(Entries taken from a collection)

— START —

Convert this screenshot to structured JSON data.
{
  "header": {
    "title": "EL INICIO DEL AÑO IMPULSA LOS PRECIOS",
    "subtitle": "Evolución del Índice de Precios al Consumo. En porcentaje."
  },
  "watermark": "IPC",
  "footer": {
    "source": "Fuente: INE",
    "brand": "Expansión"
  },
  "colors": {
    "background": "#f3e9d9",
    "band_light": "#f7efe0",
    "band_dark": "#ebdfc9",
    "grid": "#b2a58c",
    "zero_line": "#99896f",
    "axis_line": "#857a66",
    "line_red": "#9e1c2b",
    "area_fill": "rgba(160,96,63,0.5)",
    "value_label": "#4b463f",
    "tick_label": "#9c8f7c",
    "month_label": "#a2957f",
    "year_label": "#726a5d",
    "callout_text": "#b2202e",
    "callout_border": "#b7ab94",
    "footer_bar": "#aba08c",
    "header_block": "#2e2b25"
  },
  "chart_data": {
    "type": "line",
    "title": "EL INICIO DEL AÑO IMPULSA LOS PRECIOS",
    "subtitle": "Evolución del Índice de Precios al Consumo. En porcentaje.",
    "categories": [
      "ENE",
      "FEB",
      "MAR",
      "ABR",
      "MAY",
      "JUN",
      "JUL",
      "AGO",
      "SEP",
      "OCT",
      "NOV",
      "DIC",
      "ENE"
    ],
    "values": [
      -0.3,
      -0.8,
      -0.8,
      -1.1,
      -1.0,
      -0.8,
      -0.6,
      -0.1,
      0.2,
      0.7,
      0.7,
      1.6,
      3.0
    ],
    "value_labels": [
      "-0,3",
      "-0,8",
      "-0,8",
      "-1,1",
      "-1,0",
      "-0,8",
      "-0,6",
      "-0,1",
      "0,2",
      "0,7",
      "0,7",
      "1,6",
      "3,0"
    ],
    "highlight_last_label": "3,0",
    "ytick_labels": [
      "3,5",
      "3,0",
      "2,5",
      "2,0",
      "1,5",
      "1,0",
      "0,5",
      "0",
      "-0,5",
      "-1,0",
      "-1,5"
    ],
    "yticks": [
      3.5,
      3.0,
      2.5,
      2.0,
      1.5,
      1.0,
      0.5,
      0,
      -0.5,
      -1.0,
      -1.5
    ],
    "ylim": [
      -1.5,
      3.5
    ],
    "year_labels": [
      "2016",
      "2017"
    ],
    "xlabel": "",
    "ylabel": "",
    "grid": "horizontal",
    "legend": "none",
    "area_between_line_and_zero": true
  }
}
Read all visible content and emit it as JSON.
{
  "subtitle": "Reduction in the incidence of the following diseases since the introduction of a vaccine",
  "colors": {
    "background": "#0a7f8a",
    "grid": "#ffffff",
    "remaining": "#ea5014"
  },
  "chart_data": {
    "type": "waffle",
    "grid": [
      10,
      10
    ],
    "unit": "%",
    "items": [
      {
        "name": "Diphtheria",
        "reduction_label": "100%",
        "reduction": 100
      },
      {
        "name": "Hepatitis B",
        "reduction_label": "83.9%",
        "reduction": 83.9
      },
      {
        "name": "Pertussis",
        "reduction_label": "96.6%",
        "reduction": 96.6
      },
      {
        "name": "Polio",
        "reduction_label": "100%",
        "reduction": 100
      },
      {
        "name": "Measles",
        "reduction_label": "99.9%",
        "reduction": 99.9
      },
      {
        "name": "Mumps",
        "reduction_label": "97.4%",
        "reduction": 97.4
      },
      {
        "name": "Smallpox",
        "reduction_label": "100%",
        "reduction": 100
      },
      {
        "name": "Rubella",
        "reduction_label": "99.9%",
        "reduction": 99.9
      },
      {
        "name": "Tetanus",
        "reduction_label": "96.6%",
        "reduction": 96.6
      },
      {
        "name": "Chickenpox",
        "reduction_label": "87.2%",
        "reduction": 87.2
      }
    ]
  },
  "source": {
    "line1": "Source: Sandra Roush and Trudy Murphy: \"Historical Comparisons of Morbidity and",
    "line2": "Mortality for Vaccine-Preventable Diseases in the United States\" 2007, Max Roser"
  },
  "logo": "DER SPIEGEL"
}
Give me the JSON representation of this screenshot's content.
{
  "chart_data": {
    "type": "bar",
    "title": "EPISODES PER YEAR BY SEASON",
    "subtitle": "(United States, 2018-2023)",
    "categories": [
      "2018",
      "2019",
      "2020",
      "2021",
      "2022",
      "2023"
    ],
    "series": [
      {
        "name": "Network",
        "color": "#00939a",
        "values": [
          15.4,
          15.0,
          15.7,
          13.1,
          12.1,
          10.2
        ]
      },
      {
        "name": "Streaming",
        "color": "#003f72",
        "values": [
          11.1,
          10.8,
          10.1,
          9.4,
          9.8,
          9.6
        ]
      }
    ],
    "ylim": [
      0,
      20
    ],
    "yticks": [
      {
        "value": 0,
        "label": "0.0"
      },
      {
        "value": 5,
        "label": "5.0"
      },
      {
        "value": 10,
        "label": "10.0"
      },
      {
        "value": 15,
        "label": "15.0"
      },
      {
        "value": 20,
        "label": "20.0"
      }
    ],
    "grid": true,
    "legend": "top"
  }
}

— END —

Copy out every line with the word "JSON".

■ TASK OUTPUT ■
Convert this screenshot to structured JSON data.
Read all visible content and emit it as JSON.
Give me the JSON representation of this screenshot's content.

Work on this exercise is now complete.